Using the data below, repeat all of it precisely.

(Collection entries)

=-=-=-=-=

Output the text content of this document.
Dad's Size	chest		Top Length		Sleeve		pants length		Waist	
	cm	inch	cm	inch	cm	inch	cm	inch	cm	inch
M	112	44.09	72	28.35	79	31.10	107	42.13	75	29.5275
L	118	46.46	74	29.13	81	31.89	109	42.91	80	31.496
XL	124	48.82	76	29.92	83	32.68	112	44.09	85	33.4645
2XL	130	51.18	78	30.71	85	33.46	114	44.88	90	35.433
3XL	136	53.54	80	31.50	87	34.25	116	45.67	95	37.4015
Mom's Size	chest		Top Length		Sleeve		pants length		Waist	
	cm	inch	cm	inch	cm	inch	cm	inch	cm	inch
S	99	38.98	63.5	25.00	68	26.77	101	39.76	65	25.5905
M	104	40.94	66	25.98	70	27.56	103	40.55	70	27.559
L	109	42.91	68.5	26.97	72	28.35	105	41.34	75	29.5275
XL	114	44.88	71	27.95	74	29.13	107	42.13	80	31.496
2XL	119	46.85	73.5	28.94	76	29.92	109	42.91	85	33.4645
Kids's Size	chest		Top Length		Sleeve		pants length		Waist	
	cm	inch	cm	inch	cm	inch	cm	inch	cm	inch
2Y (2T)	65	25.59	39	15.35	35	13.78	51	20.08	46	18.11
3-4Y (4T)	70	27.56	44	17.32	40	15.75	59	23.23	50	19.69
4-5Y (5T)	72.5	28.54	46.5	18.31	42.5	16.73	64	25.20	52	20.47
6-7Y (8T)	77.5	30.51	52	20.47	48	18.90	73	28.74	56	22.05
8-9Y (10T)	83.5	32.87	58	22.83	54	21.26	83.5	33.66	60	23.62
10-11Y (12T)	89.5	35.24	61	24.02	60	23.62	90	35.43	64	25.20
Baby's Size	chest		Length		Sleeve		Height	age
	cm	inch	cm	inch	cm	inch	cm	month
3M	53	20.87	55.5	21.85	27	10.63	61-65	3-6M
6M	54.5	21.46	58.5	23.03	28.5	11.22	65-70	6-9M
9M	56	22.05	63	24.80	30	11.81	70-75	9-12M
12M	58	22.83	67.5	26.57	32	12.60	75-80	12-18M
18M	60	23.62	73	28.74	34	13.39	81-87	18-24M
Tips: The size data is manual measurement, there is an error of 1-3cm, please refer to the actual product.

=-=-=-=-=

▶ [ANSWER TO THIS TASK]
Output the text content of this document.
Dad's Size	chest		Top Length		Sleeve		pants length		Waist	
	cm	inch	cm	inch	cm	inch	cm	inch	cm	inch
M	112	44.09	72	28.35	79	31.10	107	42.13	75	29.5275
L	118	46.46	74	29.13	81	31.89	109	42.91	80	31.496
XL	124	48.82	76	29.92	83	32.68	112	44.09	85	33.4645
2XL	130	51.18	78	30.71	85	33.46	114	44.88	90	35.433
3XL	136	53.54	80	31.50	87	34.25	116	45.67	95	37.4015
Mom's Size	chest		Top Length		Sleeve		pants length		Waist	
	cm	inch	cm	inch	cm	inch	cm	inch	cm	inch
S	99	38.98	63.5	25.00	68	26.77	101	39.76	65	25.5905
M	104	40.94	66	25.98	70	27.56	103	40.55	70	27.559
L	109	42.91	68.5	26.97	72	28.35	105	41.34	75	29.5275
XL	114	44.88	71	27.95	74	29.13	107	42.13	80	31.496
2XL	119	46.85	73.5	28.94	76	29.92	109	42.91	85	33.4645
Kids's Size	chest		Top Length		Sleeve		pants length		Waist	
	cm	inch	cm	inch	cm	inch	cm	inch	cm	inch
2Y (2T)	65	25.59	39	15.35	35	13.78	51	20.08	46	18.11
3-4Y (4T)	70	27.56	44	17.32	40	15.75	59	23.23	50	19.69
4-5Y (5T)	72.5	28.54	46.5	18.31	42.5	16.73	64	25.20	52	20.47
6-7Y (8T)	77.5	30.51	52	20.47	48	18.90	73	28.74	56	22.05
8-9Y (10T)	83.5	32.87	58	22.83	54	21.26	83.5	33.66	60	23.62
10-11Y (12T)	89.5	35.24	61	24.02	60	23.62	90	35.43	64	25.20
Baby's Size	chest		Length		Sleeve		Height	age
	cm	inch	cm	inch	cm	inch	cm	month
3M	53	20.87	55.5	21.85	27	10.63	61-65	3-6M
6M	54.5	21.46	58.5	23.03	28.5	11.22	65-70	6-9M
9M	56	22.05	63	24.80	30	11.81	70-75	9-12M
12M	58	22.83	67.5	26.57	32	12.60	75-80	12-18M
18M	60	23.62	73	28.74	34	13.39	81-87	18-24M
Tips: The size data is manual measurement, there is an error of 1-3cm, please refer to the actual product.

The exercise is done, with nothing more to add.